Stored entries:

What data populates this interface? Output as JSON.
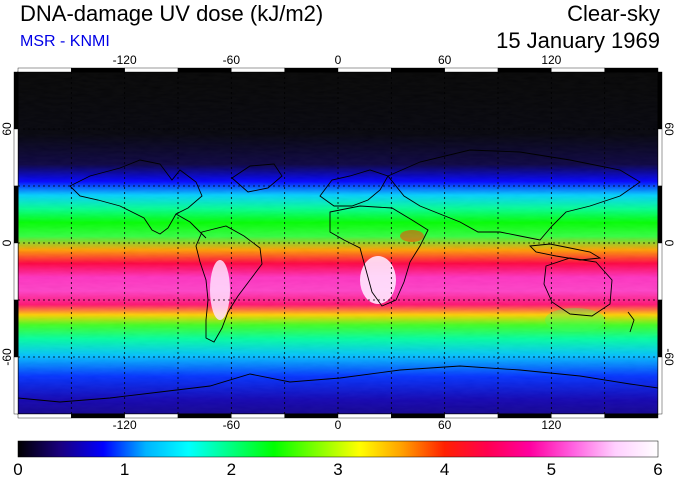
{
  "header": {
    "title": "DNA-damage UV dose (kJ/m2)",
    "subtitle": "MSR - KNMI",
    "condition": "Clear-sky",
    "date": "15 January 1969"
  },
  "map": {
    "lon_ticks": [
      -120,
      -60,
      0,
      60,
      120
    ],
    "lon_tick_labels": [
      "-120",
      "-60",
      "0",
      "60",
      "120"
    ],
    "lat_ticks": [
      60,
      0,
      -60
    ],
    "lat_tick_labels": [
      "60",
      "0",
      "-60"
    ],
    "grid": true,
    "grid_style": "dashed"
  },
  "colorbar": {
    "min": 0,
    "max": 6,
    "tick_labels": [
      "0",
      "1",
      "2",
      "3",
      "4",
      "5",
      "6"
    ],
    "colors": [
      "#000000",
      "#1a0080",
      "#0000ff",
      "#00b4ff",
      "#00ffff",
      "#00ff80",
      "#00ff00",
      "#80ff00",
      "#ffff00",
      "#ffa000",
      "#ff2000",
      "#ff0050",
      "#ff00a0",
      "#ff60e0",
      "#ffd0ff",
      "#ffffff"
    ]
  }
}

Exercise goal:
Pictures don't belong in the copy. Transcribe every record exactly as it appears.

Output below:
What data populates this interface? Output as JSON.
{
  "header": {
    "title": "DNA-damage UV dose (kJ/m2)",
    "subtitle": "MSR - KNMI",
    "condition": "Clear-sky",
    "date": "15 January 1969"
  },
  "map": {
    "lon_ticks": [
      -120,
      -60,
      0,
      60,
      120
    ],
    "lon_tick_labels": [
      "-120",
      "-60",
      "0",
      "60",
      "120"
    ],
    "lat_ticks": [
      60,
      0,
      -60
    ],
    "lat_tick_labels": [
      "60",
      "0",
      "-60"
    ],
    "grid": true,
    "grid_style": "dashed"
  },
  "colorbar": {
    "min": 0,
    "max": 6,
    "tick_labels": [
      "0",
      "1",
      "2",
      "3",
      "4",
      "5",
      "6"
    ],
    "colors": [
      "#000000",
      "#1a0080",
      "#0000ff",
      "#00b4ff",
      "#00ffff",
      "#00ff80",
      "#00ff00",
      "#80ff00",
      "#ffff00",
      "#ffa000",
      "#ff2000",
      "#ff0050",
      "#ff00a0",
      "#ff60e0",
      "#ffd0ff",
      "#ffffff"
    ]
  }
}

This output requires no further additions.